> **TASK INPUTS**
────
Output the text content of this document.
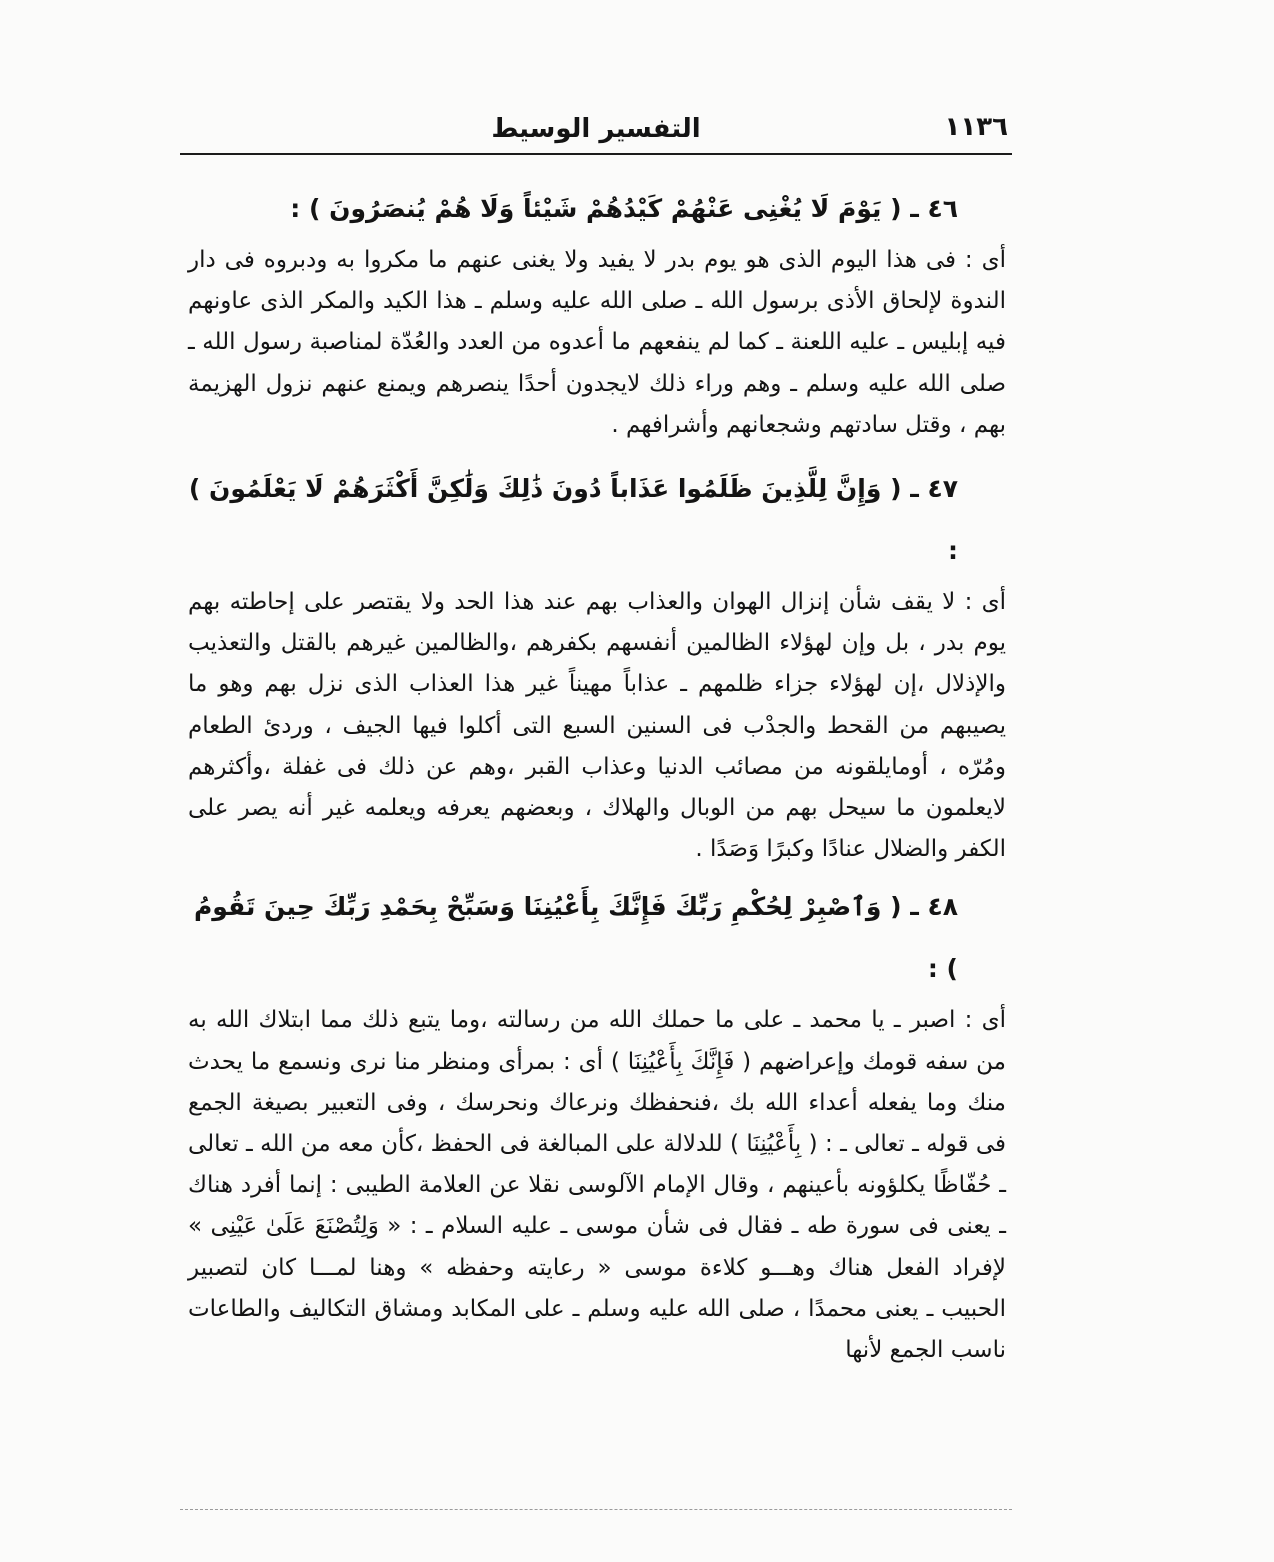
١١٣٦
التفسير الوسيط

٤٦ ـ ( يَوْمَ لَا يُغْنِى عَنْهُمْ كَيْدُهُمْ شَيْئاً وَلَا هُمْ يُنصَرُونَ ) :

أى : فى هذا اليوم الذى هو يوم بدر لا يفيد ولا يغنى عنهم ما مكروا به ودبروه فى دار الندوة لإلحاق الأذى برسول الله ـ صلى الله عليه وسلم ـ هذا الكيد والمكر الذى عاونهم فيه إبليس ـ عليه اللعنة ـ كما لم ينفعهم ما أعدوه من العدد والعُدّة لمناصبة رسول الله ـ صلى الله عليه وسلم ـ وهم وراء ذلك لايجدون أحدًا ينصرهم ويمنع عنهم نزول الهزيمة بهم ، وقتل سادتهم وشجعانهم وأشرافهم .

٤٧ ـ ( وَإِنَّ لِلَّذِينَ ظَلَمُوا عَذَاباً دُونَ ذَٰلِكَ وَلَٰكِنَّ أَكْثَرَهُمْ لَا يَعْلَمُونَ ) :

أى : لا يقف شأن إنزال الهوان والعذاب بهم عند هذا الحد ولا يقتصر على إحاطته بهم يوم بدر ، بل وإن لهؤلاء الظالمين أنفسهم بكفرهم ،والظالمين غيرهم بالقتل والتعذيب والإذلال ،إن لهؤلاء جزاء ظلمهم ـ عذاباً مهيناً غير هذا العذاب الذى نزل بهم وهو ما يصيبهم من القحط والجدْب فى السنين السبع التى أكلوا فيها الجيف ، وردئ الطعام ومُرّه ، أومايلقونه من مصائب الدنيا وعذاب القبر ،وهم عن ذلك فى غفلة ،وأكثرهم لايعلمون ما سيحل بهم من الوبال والهلاك ، وبعضهم يعرفه ويعلمه غير أنه يصر على الكفر والضلال عنادًا وكبرًا وَصَدًا .

٤٨ ـ ( وَٱصْبِرْ لِحُكْمِ رَبِّكَ فَإِنَّكَ بِأَعْيُنِنَا وَسَبِّحْ بِحَمْدِ رَبِّكَ حِينَ تَقُومُ ) :

أى : اصبر ـ يا محمد ـ على ما حملك الله من رسالته ،وما يتبع ذلك مما ابتلاك الله به من سفه قومك وإعراضهم ( فَإِنَّكَ بِأَعْيُنِنَا ) أى : بمرأى ومنظر منا نرى ونسمع ما يحدث منك وما يفعله أعداء الله بك ،فنحفظك ونرعاك ونحرسك ، وفى التعبير بصيغة الجمع فى قوله ـ تعالى ـ : ( بِأَعْيُنِنَا ) للدلالة على المبالغة فى الحفظ ،كأن معه من الله ـ تعالى ـ حُفّاظًا يكلؤونه بأعينهم ، وقال الإمام الآلوسى نقلا عن العلامة الطيبى : إنما أفرد هناك ـ يعنى فى سورة طه ـ فقال فى شأن موسى ـ عليه السلام ـ : « وَلِتُصْنَعَ عَلَىٰ عَيْنِى » لإفراد الفعل هناك وهـــو كلاءة موسى « رعايته وحفظه » وهنا لمـــا كان لتصبير الحبيب ـ يعنى محمدًا ، صلى الله عليه وسلم ـ على المكابد ومشاق التكاليف والطاعات ناسب الجمع لأنها
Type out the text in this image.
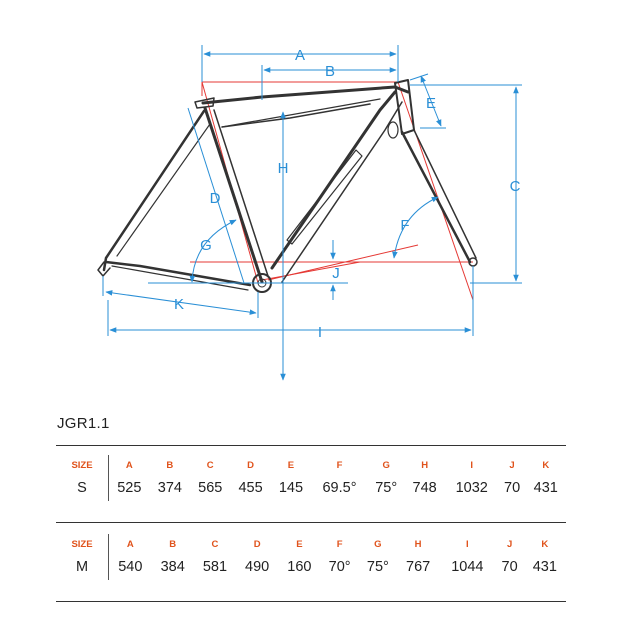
A
B
C
D
E
F
G
H
I
J
K
JGR1.1
SIZE	A	B	C	D	E	F	G	H	I	J	K
S	525	374	565	455	145	69.5°	75°	748	1032	70	431
SIZE	A	B	C	D	E	F	G	H	I	J	K
M	540	384	581	490	160	70°	75°	767	1044	70	431
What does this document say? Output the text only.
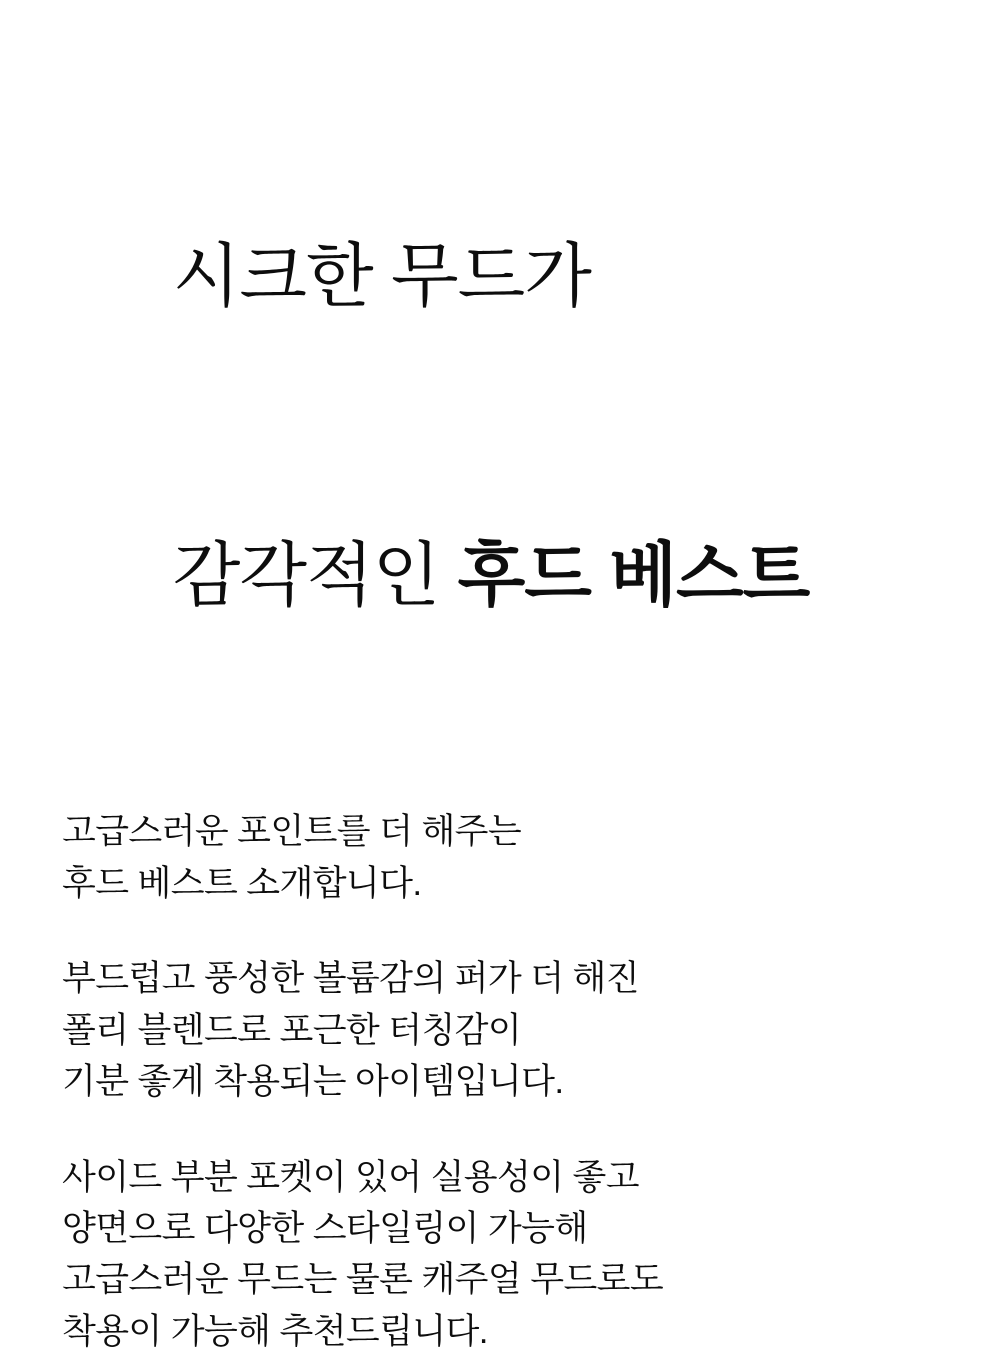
시크한 무드가

감각적인 후드 베스트

고급스러운 포인트를 더 해주는
후드 베스트 소개합니다.
부드럽고 풍성한 볼륨감의 퍼가 더 해진
폴리 블렌드로 포근한 터칭감이
기분 좋게 착용되는 아이템입니다.
사이드 부분 포켓이 있어 실용성이 좋고
양면으로 다양한 스타일링이 가능해
고급스러운 무드는 물론 캐주얼 무드로도
착용이 가능해 추천드립니다.
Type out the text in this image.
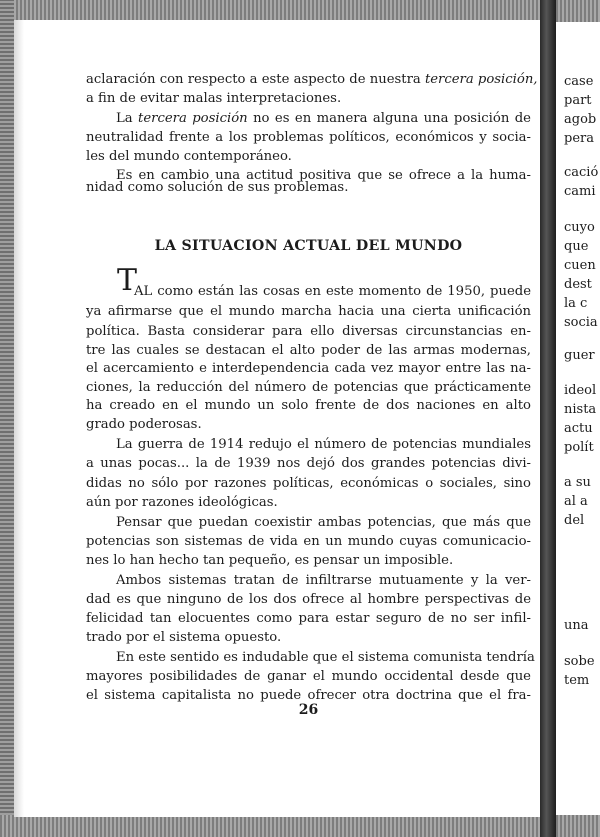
aclaración con respecto a este aspecto de nuestra tercera posición,
a fin de evitar malas interpretaciones.
La tercera posición no es en manera alguna una posición de
neutralidad frente a los problemas políticos, económicos y socia-
les del mundo contemporáneo.
Es en cambio una actitud positiva que se ofrece a la huma-
nidad como solución de sus problemas.
LA SITUACION ACTUAL DEL MUNDO
T
AL como están las cosas en este momento de 1950, puede
ya afirmarse que el mundo marcha hacia una cierta unificación
política. Basta considerar para ello diversas circunstancias en-
tre las cuales se destacan el alto poder de las armas modernas,
el acercamiento e interdependencia cada vez mayor entre las na-
ciones, la reducción del número de potencias que prácticamente
ha creado en el mundo un solo frente de dos naciones en alto
grado poderosas.
La guerra de 1914 redujo el número de potencias mundiales
a unas pocas... la de 1939 nos dejó dos grandes potencias divi-
didas no sólo por razones políticas, económicas o sociales, sino
aún por razones ideológicas.
Pensar que puedan coexistir ambas potencias, que más que
potencias son sistemas de vida en un mundo cuyas comunicacio-
nes lo han hecho tan pequeño, es pensar un imposible.
Ambos sistemas tratan de infiltrarse mutuamente y la ver-
dad es que ninguno de los dos ofrece al hombre perspectivas de
felicidad tan elocuentes como para estar seguro de no ser infil-
trado por el sistema opuesto.
En este sentido es indudable que el sistema comunista tendría
mayores posibilidades de ganar el mundo occidental desde que
el sistema capitalista no puede ofrecer otra doctrina que el fra-
26
case
part
agob
pera
cació
cami
cuyo
que
cuen
dest
la c
socia
guer
ideol
nista
actu
polít
a su
al a
del
una
sobe
tem
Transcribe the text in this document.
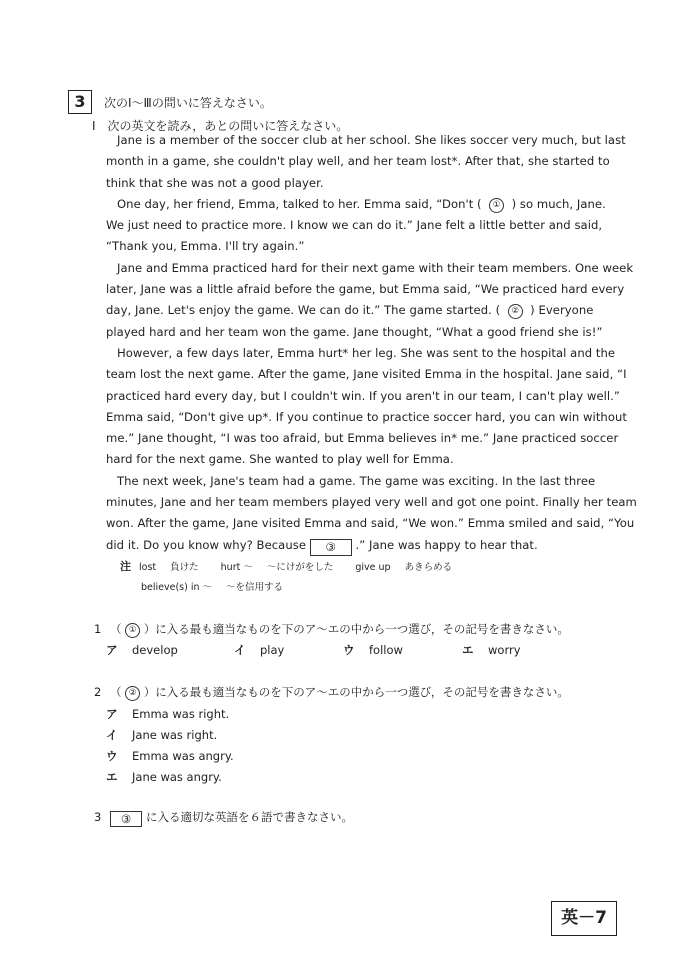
3	次のⅠ～Ⅲの問いに答えなさい。
Ⅰ　次の英文を読み，あとの問いに答えなさい。
Jane is a member of the soccer club at her school. She likes soccer very much, but last
month in a game, she couldn't play well, and her team lost*. After that, she started to
think that she was not a good player.
One day, her friend, Emma, talked to her. Emma said, “Don't ( ① ) so much, Jane.
We just need to practice more. I know we can do it.” Jane felt a little better and said,
“Thank you, Emma. I'll try again.”
Jane and Emma practiced hard for their next game with their team members. One week
later, Jane was a little afraid before the game, but Emma said, “We practiced hard every
day, Jane. Let's enjoy the game. We can do it.” The game started. ( ② ) Everyone
played hard and her team won the game. Jane thought, “What a good friend she is!”
However, a few days later, Emma hurt* her leg. She was sent to the hospital and the
team lost the next game. After the game, Jane visited Emma in the hospital. Jane said, “I
practiced hard every day, but I couldn't win. If you aren't in our team, I can't play well.”
Emma said, “Don't give up*. If you continue to practice soccer hard, you can win without
me.” Jane thought, “I was too afraid, but Emma believes in* me.” Jane practiced soccer
hard for the next game. She wanted to play well for Emma.
The next week, Jane's team had a game. The game was exciting. In the last three
minutes, Jane and her team members played very well and got one point. Finally her team
won. After the game, Jane visited Emma and said, “We won.” Emma smiled and said, “You
did it. Do you know why? Because ③ .” Jane was happy to hear that.
注 lost 負けた hurt ～ ～にけがをした give up あきらめる
believe(s) in ～ ～を信用する
1 （ ① ）に入る最も適当なものを下のア～エの中から一つ選び，その記号を書きなさい。
ア develop	イ play	ウ follow	エ worry
2 （ ② ）に入る最も適当なものを下のア～エの中から一つ選び，その記号を書きなさい。
ア Emma was right.
イ Jane was right.
ウ Emma was angry.
エ Jane was angry.
3 ③ に入る適切な英語を６語で書きなさい。
英－7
────
> **SHORT PROBLEM**
Go through the listing above and write it all out exactly, leaving out any picture.

> **OUTPUT FOR THIS TASK**
Output the text content of this document.
١١٣٦
التفسير الوسيط

٤٦ ـ ( يَوْمَ لَا يُغْنِى عَنْهُمْ كَيْدُهُمْ شَيْئاً وَلَا هُمْ يُنصَرُونَ ) :

أى : فى هذا اليوم الذى هو يوم بدر لا يفيد ولا يغنى عنهم ما مكروا به ودبروه فى دار الندوة لإلحاق الأذى برسول الله ـ صلى الله عليه وسلم ـ هذا الكيد والمكر الذى عاونهم فيه إبليس ـ عليه اللعنة ـ كما لم ينفعهم ما أعدوه من العدد والعُدّة لمناصبة رسول الله ـ صلى الله عليه وسلم ـ وهم وراء ذلك لايجدون أحدًا ينصرهم ويمنع عنهم نزول الهزيمة بهم ، وقتل سادتهم وشجعانهم وأشرافهم .

٤٧ ـ ( وَإِنَّ لِلَّذِينَ ظَلَمُوا عَذَاباً دُونَ ذَٰلِكَ وَلَٰكِنَّ أَكْثَرَهُمْ لَا يَعْلَمُونَ ) :

أى : لا يقف شأن إنزال الهوان والعذاب بهم عند هذا الحد ولا يقتصر على إحاطته بهم يوم بدر ، بل وإن لهؤلاء الظالمين أنفسهم بكفرهم ،والظالمين غيرهم بالقتل والتعذيب والإذلال ،إن لهؤلاء جزاء ظلمهم ـ عذاباً مهيناً غير هذا العذاب الذى نزل بهم وهو ما يصيبهم من القحط والجدْب فى السنين السبع التى أكلوا فيها الجيف ، وردئ الطعام ومُرّه ، أومايلقونه من مصائب الدنيا وعذاب القبر ،وهم عن ذلك فى غفلة ،وأكثرهم لايعلمون ما سيحل بهم من الوبال والهلاك ، وبعضهم يعرفه ويعلمه غير أنه يصر على الكفر والضلال عنادًا وكبرًا وَصَدًا .

٤٨ ـ ( وَٱصْبِرْ لِحُكْمِ رَبِّكَ فَإِنَّكَ بِأَعْيُنِنَا وَسَبِّحْ بِحَمْدِ رَبِّكَ حِينَ تَقُومُ ) :

أى : اصبر ـ يا محمد ـ على ما حملك الله من رسالته ،وما يتبع ذلك مما ابتلاك الله به من سفه قومك وإعراضهم ( فَإِنَّكَ بِأَعْيُنِنَا ) أى : بمرأى ومنظر منا نرى ونسمع ما يحدث منك وما يفعله أعداء الله بك ،فنحفظك ونرعاك ونحرسك ، وفى التعبير بصيغة الجمع فى قوله ـ تعالى ـ : ( بِأَعْيُنِنَا ) للدلالة على المبالغة فى الحفظ ،كأن معه من الله ـ تعالى ـ حُفّاظًا يكلؤونه بأعينهم ، وقال الإمام الآلوسى نقلا عن العلامة الطيبى : إنما أفرد هناك ـ يعنى فى سورة طه ـ فقال فى شأن موسى ـ عليه السلام ـ : « وَلِتُصْنَعَ عَلَىٰ عَيْنِى » لإفراد الفعل هناك وهـــو كلاءة موسى « رعايته وحفظه » وهنا لمـــا كان لتصبير الحبيب ـ يعنى محمدًا ، صلى الله عليه وسلم ـ على المكابد ومشاق التكاليف والطاعات ناسب الجمع لأنها
Type out the text in this image.
A
B
C
D
E
F
G
H
I
J
K
JGR1.1
SIZE	A	B	C	D	E	F	G	H	I	J	K
S	525	374	565	455	145	69.5°	75°	748	1032	70	431
SIZE	A	B	C	D	E	F	G	H	I	J	K
M	540	384	581	490	160	70°	75°	767	1044	70	431
What does this document say? Output the text only.
시크한 무드가

감각적인 후드 베스트

고급스러운 포인트를 더 해주는
후드 베스트 소개합니다.
부드럽고 풍성한 볼륨감의 퍼가 더 해진
폴리 블렌드로 포근한 터칭감이
기분 좋게 착용되는 아이템입니다.
사이드 부분 포켓이 있어 실용성이 좋고
양면으로 다양한 스타일링이 가능해
고급스러운 무드는 물론 캐주얼 무드로도
착용이 가능해 추천드립니다.
Type out the text in this image.
aclaración con respecto a este aspecto de nuestra tercera posición,
a fin de evitar malas interpretaciones.
La tercera posición no es en manera alguna una posición de
neutralidad frente a los problemas políticos, económicos y socia-
les del mundo contemporáneo.
Es en cambio una actitud positiva que se ofrece a la huma-
nidad como solución de sus problemas.
LA SITUACION ACTUAL DEL MUNDO
T
AL como están las cosas en este momento de 1950, puede
ya afirmarse que el mundo marcha hacia una cierta unificación
política. Basta considerar para ello diversas circunstancias en-
tre las cuales se destacan el alto poder de las armas modernas,
el acercamiento e interdependencia cada vez mayor entre las na-
ciones, la reducción del número de potencias que prácticamente
ha creado en el mundo un solo frente de dos naciones en alto
grado poderosas.
La guerra de 1914 redujo el número de potencias mundiales
a unas pocas... la de 1939 nos dejó dos grandes potencias divi-
didas no sólo por razones políticas, económicas o sociales, sino
aún por razones ideológicas.
Pensar que puedan coexistir ambas potencias, que más que
potencias son sistemas de vida en un mundo cuyas comunicacio-
nes lo han hecho tan pequeño, es pensar un imposible.
Ambos sistemas tratan de infiltrarse mutuamente y la ver-
dad es que ninguno de los dos ofrece al hombre perspectivas de
felicidad tan elocuentes como para estar seguro de no ser infil-
trado por el sistema opuesto.
En este sentido es indudable que el sistema comunista tendría
mayores posibilidades de ganar el mundo occidental desde que
el sistema capitalista no puede ofrecer otra doctrina que el fra-
26
case
part
agob
pera
cació
cami
cuyo
que
cuen
dest
la c
socia
guer
ideol
nista
actu
polít
a su
al a
del
una
sobe
tem
Transcribe the text in this document.
3	次のⅠ～Ⅲの問いに答えなさい。
Ⅰ　次の英文を読み，あとの問いに答えなさい。
Jane is a member of the soccer club at her school. She likes soccer very much, but last
month in a game, she couldn't play well, and her team lost*. After that, she started to
think that she was not a good player.
One day, her friend, Emma, talked to her. Emma said, “Don't ( ① ) so much, Jane.
We just need to practice more. I know we can do it.” Jane felt a little better and said,
“Thank you, Emma. I'll try again.”
Jane and Emma practiced hard for their next game with their team members. One week
later, Jane was a little afraid before the game, but Emma said, “We practiced hard every
day, Jane. Let's enjoy the game. We can do it.” The game started. ( ② ) Everyone
played hard and her team won the game. Jane thought, “What a good friend she is!”
However, a few days later, Emma hurt* her leg. She was sent to the hospital and the
team lost the next game. After the game, Jane visited Emma in the hospital. Jane said, “I
practiced hard every day, but I couldn't win. If you aren't in our team, I can't play well.”
Emma said, “Don't give up*. If you continue to practice soccer hard, you can win without
me.” Jane thought, “I was too afraid, but Emma believes in* me.” Jane practiced soccer
hard for the next game. She wanted to play well for Emma.
The next week, Jane's team had a game. The game was exciting. In the last three
minutes, Jane and her team members played very well and got one point. Finally her team
won. After the game, Jane visited Emma and said, “We won.” Emma smiled and said, “You
did it. Do you know why? Because ③ .” Jane was happy to hear that.
注 lost 負けた hurt ～ ～にけがをした give up あきらめる
believe(s) in ～ ～を信用する
1 （ ① ）に入る最も適当なものを下のア～エの中から一つ選び，その記号を書きなさい。
ア develop	イ play	ウ follow	エ worry
2 （ ② ）に入る最も適当なものを下のア～エの中から一つ選び，その記号を書きなさい。
ア Emma was right.
イ Jane was right.
ウ Emma was angry.
エ Jane was angry.
3 ③ に入る適切な英語を６語で書きなさい。
英－7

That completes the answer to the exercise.